◆ **STATED EXERCISE**:
Filter the entries below, keeping only lines with the word "referenceSet".

◆ **AVAILABLE RECORDS**:
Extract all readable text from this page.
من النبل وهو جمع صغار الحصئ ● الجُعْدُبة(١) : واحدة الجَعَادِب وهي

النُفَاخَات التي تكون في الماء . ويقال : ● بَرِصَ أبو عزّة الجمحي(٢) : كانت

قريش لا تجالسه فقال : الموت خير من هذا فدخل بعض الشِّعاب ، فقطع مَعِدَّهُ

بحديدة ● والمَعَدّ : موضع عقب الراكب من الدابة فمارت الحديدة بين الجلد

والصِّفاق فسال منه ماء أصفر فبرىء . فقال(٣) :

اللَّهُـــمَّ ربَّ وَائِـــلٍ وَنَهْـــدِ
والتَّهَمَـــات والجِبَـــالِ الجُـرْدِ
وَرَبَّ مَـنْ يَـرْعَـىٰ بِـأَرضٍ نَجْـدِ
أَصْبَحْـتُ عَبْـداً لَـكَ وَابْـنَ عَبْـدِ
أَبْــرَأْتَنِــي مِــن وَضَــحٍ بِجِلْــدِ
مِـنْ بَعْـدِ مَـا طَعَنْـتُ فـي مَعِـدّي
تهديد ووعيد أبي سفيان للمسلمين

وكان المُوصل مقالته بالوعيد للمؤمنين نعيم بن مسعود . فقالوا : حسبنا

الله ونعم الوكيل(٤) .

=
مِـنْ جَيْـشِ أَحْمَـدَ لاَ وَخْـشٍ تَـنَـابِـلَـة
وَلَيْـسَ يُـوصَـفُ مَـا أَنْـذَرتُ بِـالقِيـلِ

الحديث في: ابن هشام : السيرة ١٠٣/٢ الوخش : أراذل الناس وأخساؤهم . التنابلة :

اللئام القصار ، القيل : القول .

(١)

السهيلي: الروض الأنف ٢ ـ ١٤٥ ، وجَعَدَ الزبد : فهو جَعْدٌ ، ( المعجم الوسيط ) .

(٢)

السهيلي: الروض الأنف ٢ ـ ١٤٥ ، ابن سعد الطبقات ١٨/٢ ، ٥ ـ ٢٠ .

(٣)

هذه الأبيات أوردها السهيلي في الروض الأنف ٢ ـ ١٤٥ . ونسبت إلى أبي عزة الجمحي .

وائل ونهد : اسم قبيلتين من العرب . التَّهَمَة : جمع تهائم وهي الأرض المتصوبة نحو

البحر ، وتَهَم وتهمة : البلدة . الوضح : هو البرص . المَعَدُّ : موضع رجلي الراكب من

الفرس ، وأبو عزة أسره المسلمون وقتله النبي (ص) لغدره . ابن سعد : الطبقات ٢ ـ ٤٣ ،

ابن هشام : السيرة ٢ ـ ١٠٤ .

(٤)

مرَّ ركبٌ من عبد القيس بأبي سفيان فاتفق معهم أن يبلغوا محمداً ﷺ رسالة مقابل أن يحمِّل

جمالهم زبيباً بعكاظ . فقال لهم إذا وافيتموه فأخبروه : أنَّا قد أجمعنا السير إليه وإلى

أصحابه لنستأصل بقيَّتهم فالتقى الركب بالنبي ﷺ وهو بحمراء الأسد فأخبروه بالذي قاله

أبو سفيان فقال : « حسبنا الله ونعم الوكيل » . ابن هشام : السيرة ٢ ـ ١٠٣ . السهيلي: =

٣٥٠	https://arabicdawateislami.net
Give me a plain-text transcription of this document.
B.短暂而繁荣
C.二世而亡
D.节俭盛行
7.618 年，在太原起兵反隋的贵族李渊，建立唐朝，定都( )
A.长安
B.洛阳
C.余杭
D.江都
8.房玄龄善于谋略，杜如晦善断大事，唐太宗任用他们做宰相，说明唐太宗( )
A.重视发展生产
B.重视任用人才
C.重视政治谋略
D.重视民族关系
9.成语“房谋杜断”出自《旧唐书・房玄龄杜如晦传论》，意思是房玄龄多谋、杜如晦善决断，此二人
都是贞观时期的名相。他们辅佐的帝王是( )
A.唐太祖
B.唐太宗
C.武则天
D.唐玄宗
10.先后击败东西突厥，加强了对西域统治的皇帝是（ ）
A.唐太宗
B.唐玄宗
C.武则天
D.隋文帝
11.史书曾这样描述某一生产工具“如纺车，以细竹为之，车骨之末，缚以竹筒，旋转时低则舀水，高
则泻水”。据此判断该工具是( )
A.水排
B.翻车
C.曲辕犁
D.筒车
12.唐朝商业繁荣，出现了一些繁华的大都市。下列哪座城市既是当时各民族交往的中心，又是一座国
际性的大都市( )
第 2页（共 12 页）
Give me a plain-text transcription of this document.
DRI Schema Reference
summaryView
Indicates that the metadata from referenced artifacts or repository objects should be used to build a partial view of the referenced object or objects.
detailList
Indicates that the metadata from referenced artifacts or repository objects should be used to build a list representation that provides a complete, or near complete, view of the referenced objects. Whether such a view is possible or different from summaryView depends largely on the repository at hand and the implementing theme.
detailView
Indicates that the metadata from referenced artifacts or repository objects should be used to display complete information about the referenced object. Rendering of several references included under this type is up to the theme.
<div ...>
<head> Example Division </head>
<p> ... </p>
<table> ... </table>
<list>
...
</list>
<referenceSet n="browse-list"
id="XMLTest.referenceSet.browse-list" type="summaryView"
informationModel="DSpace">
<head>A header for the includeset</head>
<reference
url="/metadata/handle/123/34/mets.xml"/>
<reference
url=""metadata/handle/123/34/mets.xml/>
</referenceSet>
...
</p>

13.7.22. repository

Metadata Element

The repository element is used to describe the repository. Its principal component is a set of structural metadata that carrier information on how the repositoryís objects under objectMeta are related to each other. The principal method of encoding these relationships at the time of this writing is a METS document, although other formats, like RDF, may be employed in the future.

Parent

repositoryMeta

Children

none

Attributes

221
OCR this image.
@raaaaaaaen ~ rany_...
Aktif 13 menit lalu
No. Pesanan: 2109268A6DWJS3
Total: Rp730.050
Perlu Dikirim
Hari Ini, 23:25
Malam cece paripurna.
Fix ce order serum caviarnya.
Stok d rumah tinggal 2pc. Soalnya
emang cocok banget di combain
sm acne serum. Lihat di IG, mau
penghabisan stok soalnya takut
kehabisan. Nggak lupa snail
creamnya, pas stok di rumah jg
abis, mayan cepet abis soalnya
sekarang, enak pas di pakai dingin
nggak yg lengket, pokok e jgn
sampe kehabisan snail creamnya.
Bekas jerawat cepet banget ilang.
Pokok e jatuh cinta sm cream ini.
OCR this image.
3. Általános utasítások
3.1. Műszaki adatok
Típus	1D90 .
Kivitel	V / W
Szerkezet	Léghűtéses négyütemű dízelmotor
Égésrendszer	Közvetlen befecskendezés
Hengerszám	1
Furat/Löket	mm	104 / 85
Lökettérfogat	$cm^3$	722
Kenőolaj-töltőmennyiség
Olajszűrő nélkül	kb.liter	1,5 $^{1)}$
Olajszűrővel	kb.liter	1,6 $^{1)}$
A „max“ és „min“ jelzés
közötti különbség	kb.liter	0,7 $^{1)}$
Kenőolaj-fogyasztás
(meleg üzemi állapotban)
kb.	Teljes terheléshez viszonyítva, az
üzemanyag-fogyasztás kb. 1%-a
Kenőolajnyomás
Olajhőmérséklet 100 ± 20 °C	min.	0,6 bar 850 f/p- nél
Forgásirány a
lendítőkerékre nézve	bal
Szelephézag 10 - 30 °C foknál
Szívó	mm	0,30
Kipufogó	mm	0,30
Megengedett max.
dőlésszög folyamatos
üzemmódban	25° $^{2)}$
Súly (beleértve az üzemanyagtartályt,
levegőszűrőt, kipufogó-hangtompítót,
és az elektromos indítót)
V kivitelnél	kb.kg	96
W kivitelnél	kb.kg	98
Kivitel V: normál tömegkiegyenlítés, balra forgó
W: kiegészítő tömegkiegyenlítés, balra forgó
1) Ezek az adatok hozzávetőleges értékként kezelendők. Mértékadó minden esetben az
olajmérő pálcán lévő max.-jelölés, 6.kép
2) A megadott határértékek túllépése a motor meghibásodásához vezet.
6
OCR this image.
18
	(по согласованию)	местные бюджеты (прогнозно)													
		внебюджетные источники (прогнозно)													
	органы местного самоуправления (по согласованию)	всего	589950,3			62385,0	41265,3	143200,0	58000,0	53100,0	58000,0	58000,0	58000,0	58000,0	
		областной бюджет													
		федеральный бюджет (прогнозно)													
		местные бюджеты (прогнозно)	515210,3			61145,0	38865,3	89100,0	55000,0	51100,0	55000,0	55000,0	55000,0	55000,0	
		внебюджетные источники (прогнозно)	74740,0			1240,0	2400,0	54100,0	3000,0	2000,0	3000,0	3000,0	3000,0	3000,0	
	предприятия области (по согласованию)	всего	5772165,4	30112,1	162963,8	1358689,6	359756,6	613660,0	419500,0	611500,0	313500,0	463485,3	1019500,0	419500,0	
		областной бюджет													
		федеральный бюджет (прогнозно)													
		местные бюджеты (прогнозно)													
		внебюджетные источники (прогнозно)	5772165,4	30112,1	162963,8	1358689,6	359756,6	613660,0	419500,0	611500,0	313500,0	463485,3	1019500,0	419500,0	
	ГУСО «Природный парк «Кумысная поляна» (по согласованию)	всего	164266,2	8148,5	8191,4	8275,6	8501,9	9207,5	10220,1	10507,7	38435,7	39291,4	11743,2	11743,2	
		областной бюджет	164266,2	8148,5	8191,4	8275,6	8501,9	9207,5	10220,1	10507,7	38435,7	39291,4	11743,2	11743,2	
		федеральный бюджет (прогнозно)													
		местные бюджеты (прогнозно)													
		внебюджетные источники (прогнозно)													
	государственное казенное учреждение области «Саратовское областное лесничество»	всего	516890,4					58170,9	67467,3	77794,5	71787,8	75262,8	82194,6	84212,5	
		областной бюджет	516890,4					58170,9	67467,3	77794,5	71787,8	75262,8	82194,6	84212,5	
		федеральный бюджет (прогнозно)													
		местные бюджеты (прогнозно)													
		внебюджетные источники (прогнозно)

◆ **SOLUTION TO THE EXERCISE**:
<referenceSet n="browse-list"
id="XMLTest.referenceSet.browse-list" type="summaryView"
</referenceSet>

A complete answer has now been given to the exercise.